======== MATERIAL TO PROCESS

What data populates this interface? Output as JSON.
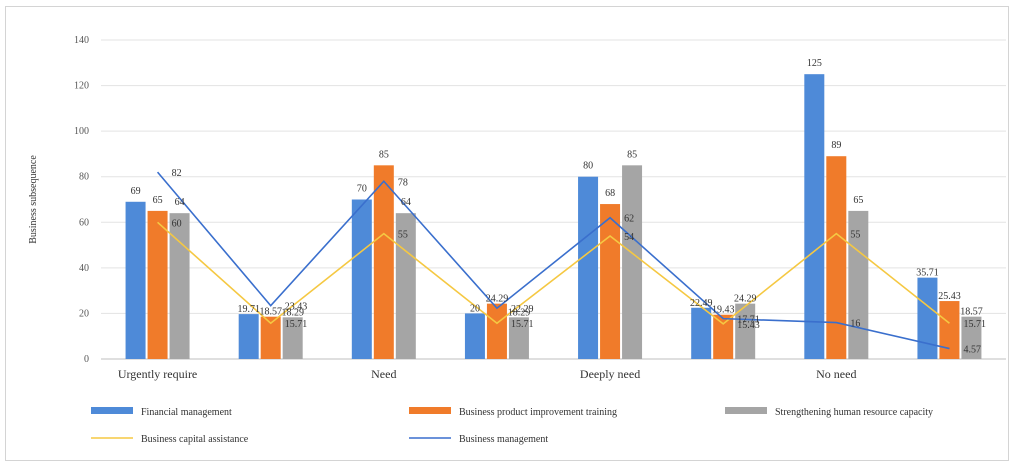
{
  "chart_data": {
    "type": "bar",
    "ylabel": "Business subsequence",
    "ylim": [
      0,
      140
    ],
    "yticks": [
      0,
      20,
      40,
      60,
      80,
      100,
      120,
      140
    ],
    "grid": true,
    "legend_position": "bottom",
    "x": [
      "Urgently require",
      "",
      "Need",
      "",
      "Deeply need",
      "",
      "No need",
      ""
    ],
    "x_tick_labels": [
      "Urgently require",
      "Need",
      "Deeply need",
      "No need"
    ],
    "series": [
      {
        "name": "Financial management",
        "kind": "bar",
        "color": "#4e8ad8",
        "values": [
          69,
          19.71,
          70,
          20,
          80,
          22.49,
          125,
          35.71
        ],
        "labels": [
          "69",
          "19.71",
          "70",
          "20",
          "80",
          "22.49",
          "125",
          "35.71"
        ]
      },
      {
        "name": "Business product improvement training",
        "kind": "bar",
        "color": "#f07b2a",
        "values": [
          65,
          18.57,
          85,
          24.29,
          68,
          19.43,
          89,
          25.43
        ],
        "labels": [
          "65",
          "18.57",
          "85",
          "24.29",
          "68",
          "19.43",
          "89",
          "25.43"
        ]
      },
      {
        "name": "Strengthening human resource capacity",
        "kind": "bar",
        "color": "#a5a5a5",
        "values": [
          64,
          18.29,
          64,
          18.29,
          85,
          24.29,
          65,
          18.57
        ],
        "labels": [
          "64",
          "18.29",
          "64",
          "18.29",
          "85",
          "24.29",
          "65",
          "18.57"
        ]
      },
      {
        "name": "Business capital assistance",
        "kind": "line",
        "color": "#f5c842",
        "values": [
          60,
          15.71,
          55,
          15.71,
          54,
          15.43,
          55,
          15.71
        ],
        "labels": [
          "60",
          "15.71",
          "55",
          "15.71",
          "54",
          "15.43",
          "55",
          "15.71"
        ]
      },
      {
        "name": "Business management",
        "kind": "line",
        "color": "#3a6fcd",
        "values": [
          82,
          23.43,
          78,
          22.29,
          62,
          17.71,
          16,
          4.57
        ],
        "labels": [
          "82",
          "23.43",
          "78",
          "22.29",
          "62",
          "17.71",
          "16",
          "4.57"
        ]
      }
    ]
  }
}
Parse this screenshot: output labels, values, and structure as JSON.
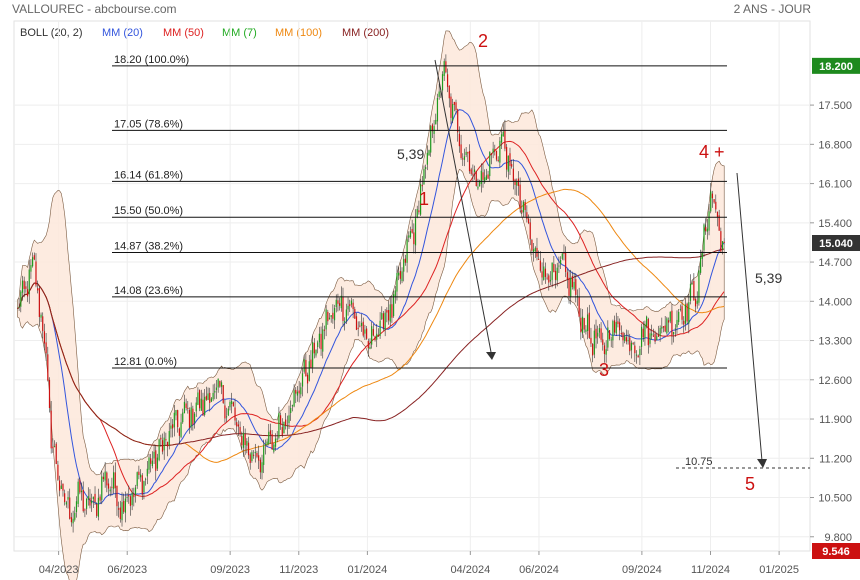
{
  "header": {
    "title": "VALLOUREC - abcbourse.com",
    "period": "2 ANS - JOUR"
  },
  "legend": [
    {
      "label": "BOLL (20, 2)",
      "color": "#333333"
    },
    {
      "label": "MM (20)",
      "color": "#3355dd"
    },
    {
      "label": "MM (50)",
      "color": "#dd2222"
    },
    {
      "label": "MM (7)",
      "color": "#22aa22"
    },
    {
      "label": "MM (100)",
      "color": "#ee8811"
    },
    {
      "label": "MM (200)",
      "color": "#882222"
    }
  ],
  "chart_data": {
    "type": "candlestick",
    "ylim": [
      9.546,
      19.0
    ],
    "y_ticks": [
      "9.800",
      "10.500",
      "11.200",
      "11.900",
      "12.600",
      "13.300",
      "14.000",
      "14.700",
      "15.400",
      "16.100",
      "16.800",
      "17.500"
    ],
    "x_tick_labels": [
      "04/2023",
      "06/2023",
      "09/2023",
      "11/2023",
      "01/2024",
      "04/2024",
      "06/2024",
      "09/2024",
      "11/2024",
      "01/2025"
    ],
    "x_ticks": [
      {
        "label": "04/2023",
        "month": 3
      },
      {
        "label": "06/2023",
        "month": 5
      },
      {
        "label": "09/2023",
        "month": 8
      },
      {
        "label": "11/2023",
        "month": 10
      },
      {
        "label": "01/2024",
        "month": 12
      },
      {
        "label": "04/2024",
        "month": 15
      },
      {
        "label": "06/2024",
        "month": 17
      },
      {
        "label": "09/2024",
        "month": 20
      },
      {
        "label": "11/2024",
        "month": 22
      },
      {
        "label": "01/2025",
        "month": 24
      }
    ],
    "price_path": [
      [
        1.8,
        13.8
      ],
      [
        2.0,
        14.2
      ],
      [
        2.3,
        14.6
      ],
      [
        2.6,
        13.2
      ],
      [
        2.8,
        11.5
      ],
      [
        3.0,
        10.8
      ],
      [
        3.3,
        10.2
      ],
      [
        3.6,
        10.5
      ],
      [
        4.0,
        10.3
      ],
      [
        4.4,
        10.9
      ],
      [
        4.8,
        10.4
      ],
      [
        5.2,
        10.6
      ],
      [
        5.6,
        11.0
      ],
      [
        6.0,
        11.4
      ],
      [
        6.4,
        11.8
      ],
      [
        6.8,
        12.0
      ],
      [
        7.2,
        12.2
      ],
      [
        7.6,
        12.4
      ],
      [
        8.0,
        12.1
      ],
      [
        8.3,
        11.6
      ],
      [
        8.6,
        11.3
      ],
      [
        8.9,
        11.2
      ],
      [
        9.2,
        11.5
      ],
      [
        9.5,
        11.8
      ],
      [
        9.8,
        12.2
      ],
      [
        10.1,
        12.6
      ],
      [
        10.4,
        13.0
      ],
      [
        10.8,
        13.6
      ],
      [
        11.2,
        14.0
      ],
      [
        11.6,
        13.8
      ],
      [
        12.0,
        13.2
      ],
      [
        12.4,
        13.6
      ],
      [
        12.8,
        14.0
      ],
      [
        13.1,
        14.8
      ],
      [
        13.4,
        15.4
      ],
      [
        13.7,
        16.4
      ],
      [
        14.0,
        17.4
      ],
      [
        14.2,
        18.1
      ],
      [
        14.4,
        17.6
      ],
      [
        14.7,
        16.9
      ],
      [
        15.0,
        16.4
      ],
      [
        15.3,
        16.1
      ],
      [
        15.6,
        16.5
      ],
      [
        15.9,
        16.9
      ],
      [
        16.2,
        16.3
      ],
      [
        16.5,
        15.7
      ],
      [
        16.8,
        15.0
      ],
      [
        17.1,
        14.6
      ],
      [
        17.4,
        14.4
      ],
      [
        17.7,
        14.6
      ],
      [
        18.0,
        14.2
      ],
      [
        18.3,
        13.6
      ],
      [
        18.6,
        13.3
      ],
      [
        18.9,
        13.2
      ],
      [
        19.2,
        13.6
      ],
      [
        19.5,
        13.4
      ],
      [
        19.8,
        13.2
      ],
      [
        20.1,
        13.5
      ],
      [
        20.4,
        13.4
      ],
      [
        20.7,
        13.6
      ],
      [
        21.0,
        13.7
      ],
      [
        21.3,
        13.9
      ],
      [
        21.6,
        14.2
      ],
      [
        21.8,
        15.0
      ],
      [
        22.0,
        16.0
      ],
      [
        22.2,
        15.4
      ],
      [
        22.4,
        15.04
      ]
    ],
    "fibonacci": [
      {
        "label": "18.20  (100.0%)",
        "value": 18.2
      },
      {
        "label": "17.05  (78.6%)",
        "value": 17.05
      },
      {
        "label": "16.14  (61.8%)",
        "value": 16.14
      },
      {
        "label": "15.50  (50.0%)",
        "value": 15.5
      },
      {
        "label": "14.87  (38.2%)",
        "value": 14.87
      },
      {
        "label": "14.08  (23.6%)",
        "value": 14.08
      },
      {
        "label": "12.81  (0.0%)",
        "value": 12.81
      }
    ],
    "target": {
      "label": "10.75",
      "value": 10.75
    },
    "wave_labels": [
      "1",
      "2",
      "3",
      "4 +",
      "5"
    ],
    "annotations": [
      "5,39",
      "5,39"
    ],
    "price_badges": [
      {
        "text": "18.200",
        "value": 18.2,
        "color": "#1e8a1e"
      },
      {
        "text": "15.040",
        "value": 15.04,
        "color": "#333333"
      },
      {
        "text": "9.546",
        "value": 9.546,
        "color": "#cc1111"
      }
    ]
  }
}
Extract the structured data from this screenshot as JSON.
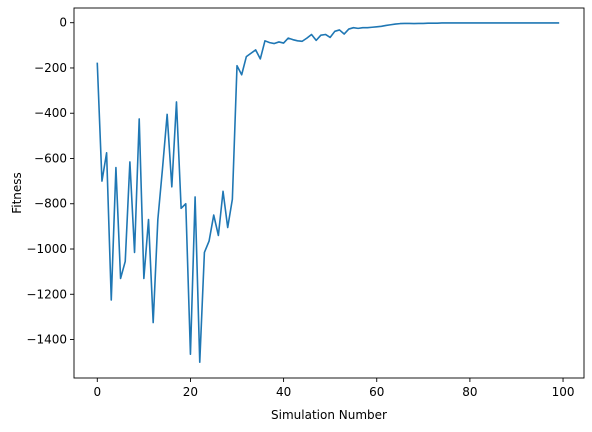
{
  "chart_data": {
    "type": "line",
    "title": "",
    "xlabel": "Simulation Number",
    "ylabel": "Fitness",
    "xlim": [
      -5,
      104.5
    ],
    "ylim": [
      -1570,
      65
    ],
    "xticks": [
      0,
      20,
      40,
      60,
      80,
      100
    ],
    "yticks": [
      0,
      -200,
      -400,
      -600,
      -800,
      -1000,
      -1200,
      -1400
    ],
    "grid": false,
    "legend": "none",
    "series": [
      {
        "color": "#1f77b4",
        "x": [
          0,
          1,
          2,
          3,
          4,
          5,
          6,
          7,
          8,
          9,
          10,
          11,
          12,
          13,
          14,
          15,
          16,
          17,
          18,
          19,
          20,
          21,
          22,
          23,
          24,
          25,
          26,
          27,
          28,
          29,
          30,
          31,
          32,
          33,
          34,
          35,
          36,
          37,
          38,
          39,
          40,
          41,
          42,
          43,
          44,
          45,
          46,
          47,
          48,
          49,
          50,
          51,
          52,
          53,
          54,
          55,
          56,
          57,
          58,
          59,
          60,
          61,
          62,
          63,
          64,
          65,
          66,
          67,
          68,
          69,
          70,
          71,
          72,
          73,
          74,
          75,
          76,
          77,
          78,
          79,
          80,
          81,
          82,
          83,
          84,
          85,
          86,
          87,
          88,
          89,
          90,
          91,
          92,
          93,
          94,
          95,
          96,
          97,
          98,
          99
        ],
        "y": [
          -180,
          -700,
          -575,
          -1225,
          -640,
          -1130,
          -1055,
          -615,
          -1015,
          -425,
          -1130,
          -870,
          -1325,
          -870,
          -645,
          -405,
          -725,
          -350,
          -820,
          -800,
          -1465,
          -770,
          -1500,
          -1015,
          -965,
          -850,
          -940,
          -745,
          -905,
          -780,
          -190,
          -230,
          -150,
          -135,
          -120,
          -160,
          -80,
          -88,
          -92,
          -85,
          -90,
          -68,
          -75,
          -80,
          -82,
          -68,
          -52,
          -78,
          -55,
          -52,
          -65,
          -38,
          -32,
          -50,
          -28,
          -22,
          -25,
          -22,
          -22,
          -20,
          -18,
          -16,
          -12,
          -9,
          -6,
          -4,
          -3,
          -3,
          -4,
          -3,
          -3,
          -2,
          -2,
          -2,
          -1,
          -1,
          -1,
          -1,
          -1,
          -1,
          -1,
          -1,
          -1,
          -1,
          -1,
          -1,
          -1,
          -1,
          -1,
          -1,
          -1,
          -1,
          -1,
          -1,
          -1,
          -1,
          -1,
          -1,
          -1,
          -1
        ]
      }
    ]
  }
}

================

Report the number of lines in the listing that include the string "this"; give nothing but the number.

3